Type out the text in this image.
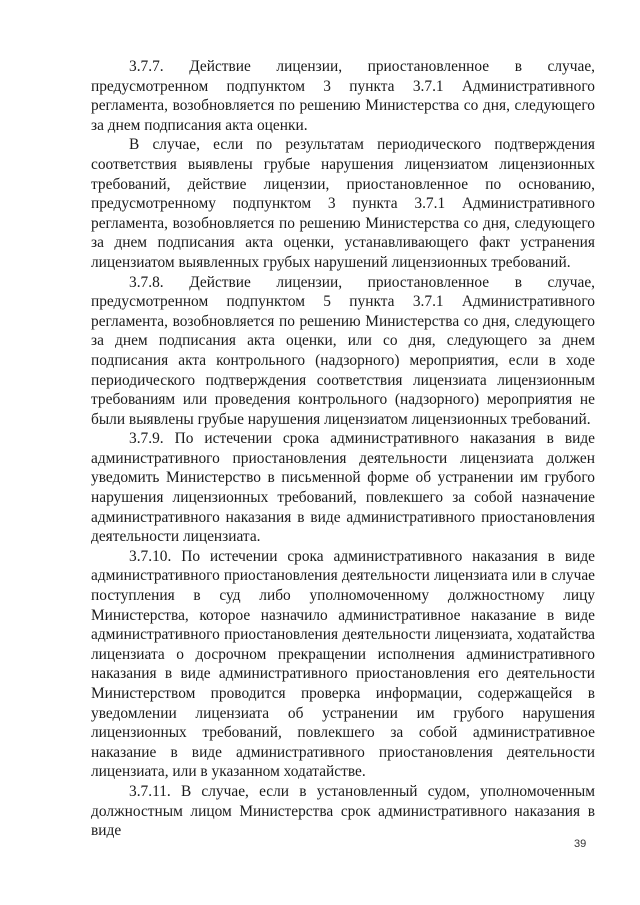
3.7.7. Действие лицензии, приостановленное в случае, предусмотренном подпунктом 3 пункта 3.7.1 Административного регламента, возобновляется по решению Министерства со дня, следующего за днем подписания акта оценки.

В случае, если по результатам периодического подтверждения соответствия выявлены грубые нарушения лицензиатом лицензионных требований, действие лицензии, приостановленное по основанию, предусмотренному подпунктом 3 пункта 3.7.1 Административного регламента, возобновляется по решению Министерства со дня, следующего за днем подписания акта оценки, устанавливающего факт устранения лицензиатом выявленных грубых нарушений лицензионных требований.

3.7.8. Действие лицензии, приостановленное в случае, предусмотренном подпунктом 5 пункта 3.7.1 Административного регламента, возобновляется по решению Министерства со дня, следующего за днем подписания акта оценки, или со дня, следующего за днем подписания акта контрольного (надзорного) мероприятия, если в ходе периодического подтверждения соответствия лицензиата лицензионным требованиям или проведения контрольного (надзорного) мероприятия не были выявлены грубые нарушения лицензиатом лицензионных требований.

3.7.9. По истечении срока административного наказания в виде административного приостановления деятельности лицензиата должен уведомить Министерство в письменной форме об устранении им грубого нарушения лицензионных требований, повлекшего за собой назначение административного наказания в виде административного приостановления деятельности лицензиата.

3.7.10. По истечении срока административного наказания в виде административного приостановления деятельности лицензиата или в случае поступления в суд либо уполномоченному должностному лицу Министерства, которое назначило административное наказание в виде административного приостановления деятельности лицензиата, ходатайства лицензиата о досрочном прекращении исполнения административного наказания в виде административного приостановления его деятельности Министерством проводится проверка информации, содержащейся в уведомлении лицензиата об устранении им грубого нарушения лицензионных требований, повлекшего за собой административное наказание в виде административного приостановления деятельности лицензиата, или в указанном ходатайстве.

3.7.11. В случае, если в установленный судом, уполномоченным должностным лицом Министерства срок административного наказания в виде

39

***

Each line in the records above should be reproduced exactly; images are not copied.

> _WRITTEN ANSWER_:
Type out the text in this image.
3.7.7. Действие лицензии, приостановленное в случае, предусмотренном подпунктом 3 пункта 3.7.1 Административного регламента, возобновляется по решению Министерства со дня, следующего за днем подписания акта оценки.

В случае, если по результатам периодического подтверждения соответствия выявлены грубые нарушения лицензиатом лицензионных требований, действие лицензии, приостановленное по основанию, предусмотренному подпунктом 3 пункта 3.7.1 Административного регламента, возобновляется по решению Министерства со дня, следующего за днем подписания акта оценки, устанавливающего факт устранения лицензиатом выявленных грубых нарушений лицензионных требований.

3.7.8. Действие лицензии, приостановленное в случае, предусмотренном подпунктом 5 пункта 3.7.1 Административного регламента, возобновляется по решению Министерства со дня, следующего за днем подписания акта оценки, или со дня, следующего за днем подписания акта контрольного (надзорного) мероприятия, если в ходе периодического подтверждения соответствия лицензиата лицензионным требованиям или проведения контрольного (надзорного) мероприятия не были выявлены грубые нарушения лицензиатом лицензионных требований.

3.7.9. По истечении срока административного наказания в виде административного приостановления деятельности лицензиата должен уведомить Министерство в письменной форме об устранении им грубого нарушения лицензионных требований, повлекшего за собой назначение административного наказания в виде административного приостановления деятельности лицензиата.

3.7.10. По истечении срока административного наказания в виде административного приостановления деятельности лицензиата или в случае поступления в суд либо уполномоченному должностному лицу Министерства, которое назначило административное наказание в виде административного приостановления деятельности лицензиата, ходатайства лицензиата о досрочном прекращении исполнения административного наказания в виде административного приостановления его деятельности Министерством проводится проверка информации, содержащейся в уведомлении лицензиата об устранении им грубого нарушения лицензионных требований, повлекшего за собой административное наказание в виде административного приостановления деятельности лицензиата, или в указанном ходатайстве.

3.7.11. В случае, если в установленный судом, уполномоченным должностным лицом Министерства срок административного наказания в виде

39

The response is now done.